Dataset excerpts
— begin —

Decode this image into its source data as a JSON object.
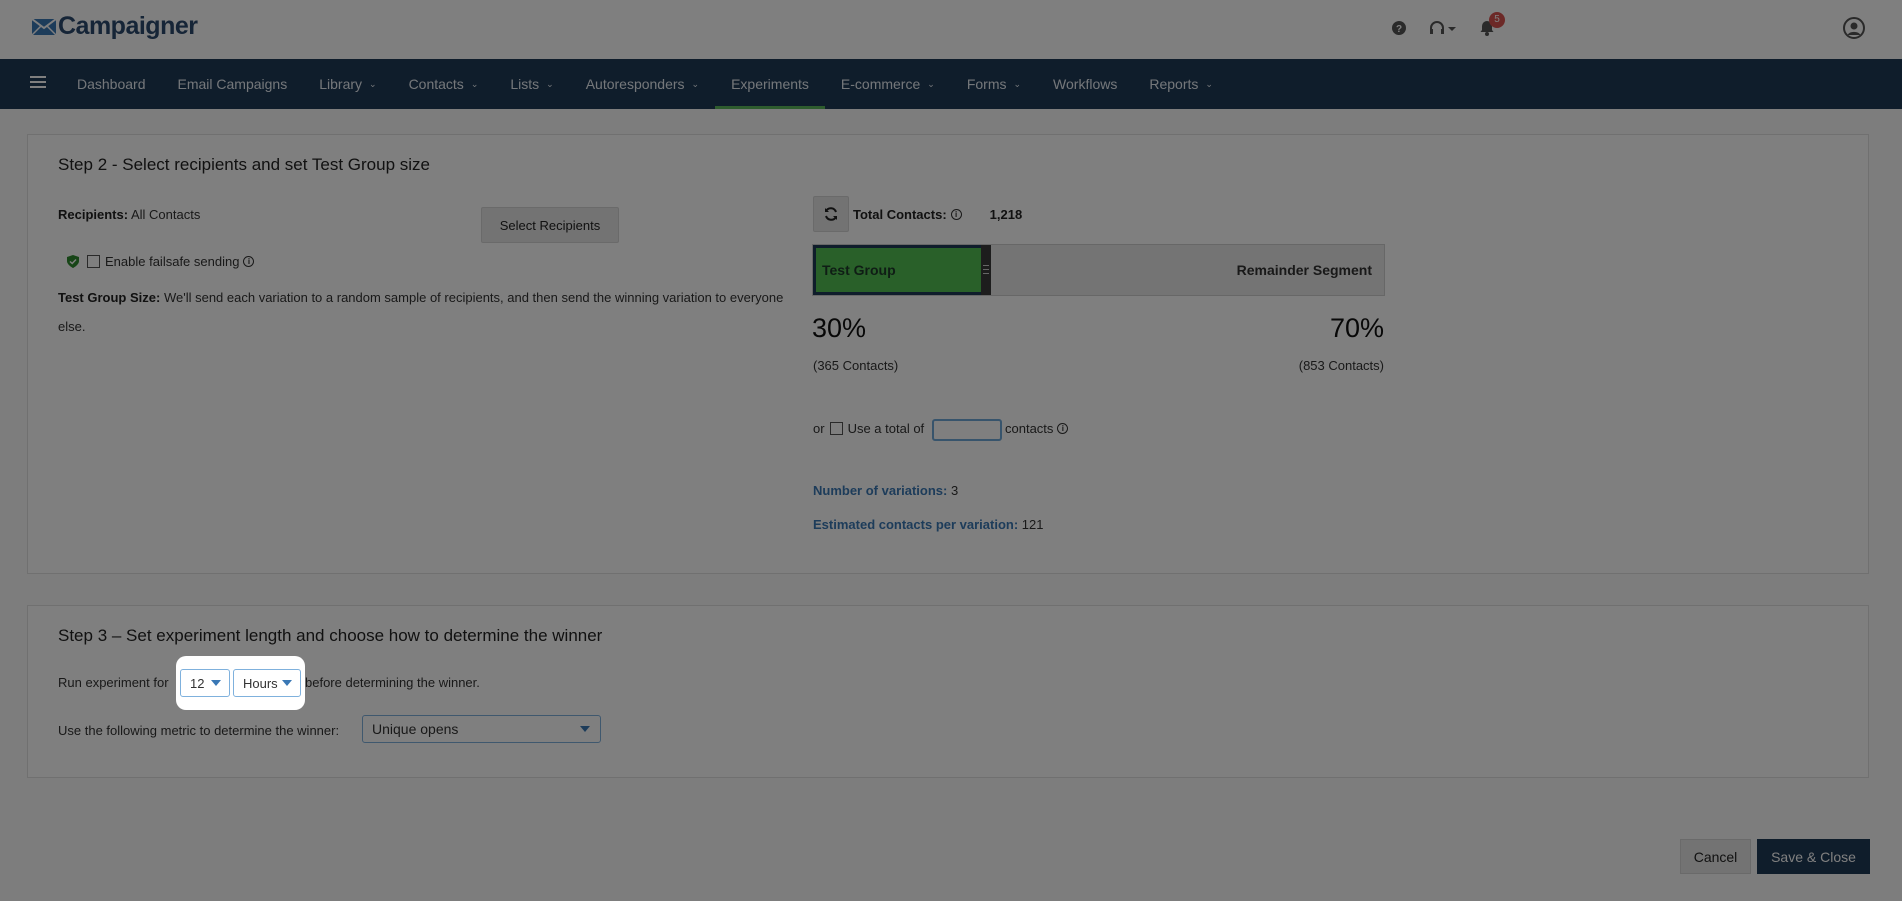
{
  "app": {
    "logo_text": "Campaigner"
  },
  "header": {
    "help_icon": "question-circle-icon",
    "support_icon": "headset-icon",
    "notifications_count": "5",
    "profile_icon": "user-circle-icon"
  },
  "nav": {
    "items": [
      {
        "label": "Dashboard",
        "dropdown": false
      },
      {
        "label": "Email Campaigns",
        "dropdown": false
      },
      {
        "label": "Library",
        "dropdown": true
      },
      {
        "label": "Contacts",
        "dropdown": true
      },
      {
        "label": "Lists",
        "dropdown": true
      },
      {
        "label": "Autoresponders",
        "dropdown": true
      },
      {
        "label": "Experiments",
        "dropdown": false,
        "active": true
      },
      {
        "label": "E-commerce",
        "dropdown": true
      },
      {
        "label": "Forms",
        "dropdown": true
      },
      {
        "label": "Workflows",
        "dropdown": false
      },
      {
        "label": "Reports",
        "dropdown": true
      }
    ]
  },
  "step2": {
    "title": "Step 2 - Select recipients and set Test Group size",
    "recipients_label": "Recipients:",
    "recipients_value": "All Contacts",
    "select_recipients_button": "Select Recipients",
    "failsafe_label": "Enable failsafe sending",
    "test_group_size_label": "Test Group Size:",
    "test_group_size_text": "We'll send each variation to a random sample of recipients, and then send the winning variation to everyone else.",
    "total_contacts_label": "Total Contacts:",
    "total_contacts_value": "1,218",
    "test_group_label": "Test Group",
    "remainder_label": "Remainder Segment",
    "test_percent": "30%",
    "test_contacts": "(365 Contacts)",
    "remainder_percent": "70%",
    "remainder_contacts": "(853 Contacts)",
    "or_label": "or",
    "use_total_label": "Use a total of",
    "use_total_value": "",
    "contacts_suffix": "contacts",
    "variations_label": "Number of variations:",
    "variations_value": "3",
    "per_variation_label": "Estimated contacts per variation:",
    "per_variation_value": "121"
  },
  "step3": {
    "title": "Step 3 – Set experiment length and choose how to determine the winner",
    "run_prefix": "Run experiment for",
    "length_value": "12",
    "length_unit": "Hours",
    "run_suffix": "before determining the winner.",
    "metric_label": "Use the following metric to determine the winner:",
    "metric_value": "Unique opens"
  },
  "footer": {
    "cancel_label": "Cancel",
    "save_label": "Save & Close"
  },
  "colors": {
    "nav_bg": "#1f3a56",
    "test_group": "#52c152",
    "accent_blue": "#3a78b5",
    "badge_red": "#d9534f"
  }
}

— end —

◆ **What to produce**
Please transcribe the material above exactly as written. Leave the pictures out.

◆ **Exercise output**
Decode this image into its source data as a JSON object.
{
  "app": {
    "logo_text": "Campaigner"
  },
  "header": {
    "help_icon": "question-circle-icon",
    "support_icon": "headset-icon",
    "notifications_count": "5",
    "profile_icon": "user-circle-icon"
  },
  "nav": {
    "items": [
      {
        "label": "Dashboard",
        "dropdown": false
      },
      {
        "label": "Email Campaigns",
        "dropdown": false
      },
      {
        "label": "Library",
        "dropdown": true
      },
      {
        "label": "Contacts",
        "dropdown": true
      },
      {
        "label": "Lists",
        "dropdown": true
      },
      {
        "label": "Autoresponders",
        "dropdown": true
      },
      {
        "label": "Experiments",
        "dropdown": false,
        "active": true
      },
      {
        "label": "E-commerce",
        "dropdown": true
      },
      {
        "label": "Forms",
        "dropdown": true
      },
      {
        "label": "Workflows",
        "dropdown": false
      },
      {
        "label": "Reports",
        "dropdown": true
      }
    ]
  },
  "step2": {
    "title": "Step 2 - Select recipients and set Test Group size",
    "recipients_label": "Recipients:",
    "recipients_value": "All Contacts",
    "select_recipients_button": "Select Recipients",
    "failsafe_label": "Enable failsafe sending",
    "test_group_size_label": "Test Group Size:",
    "test_group_size_text": "We'll send each variation to a random sample of recipients, and then send the winning variation to everyone else.",
    "total_contacts_label": "Total Contacts:",
    "total_contacts_value": "1,218",
    "test_group_label": "Test Group",
    "remainder_label": "Remainder Segment",
    "test_percent": "30%",
    "test_contacts": "(365 Contacts)",
    "remainder_percent": "70%",
    "remainder_contacts": "(853 Contacts)",
    "or_label": "or",
    "use_total_label": "Use a total of",
    "use_total_value": "",
    "contacts_suffix": "contacts",
    "variations_label": "Number of variations:",
    "variations_value": "3",
    "per_variation_label": "Estimated contacts per variation:",
    "per_variation_value": "121"
  },
  "step3": {
    "title": "Step 3 – Set experiment length and choose how to determine the winner",
    "run_prefix": "Run experiment for",
    "length_value": "12",
    "length_unit": "Hours",
    "run_suffix": "before determining the winner.",
    "metric_label": "Use the following metric to determine the winner:",
    "metric_value": "Unique opens"
  },
  "footer": {
    "cancel_label": "Cancel",
    "save_label": "Save & Close"
  },
  "colors": {
    "nav_bg": "#1f3a56",
    "test_group": "#52c152",
    "accent_blue": "#3a78b5",
    "badge_red": "#d9534f"
  }
}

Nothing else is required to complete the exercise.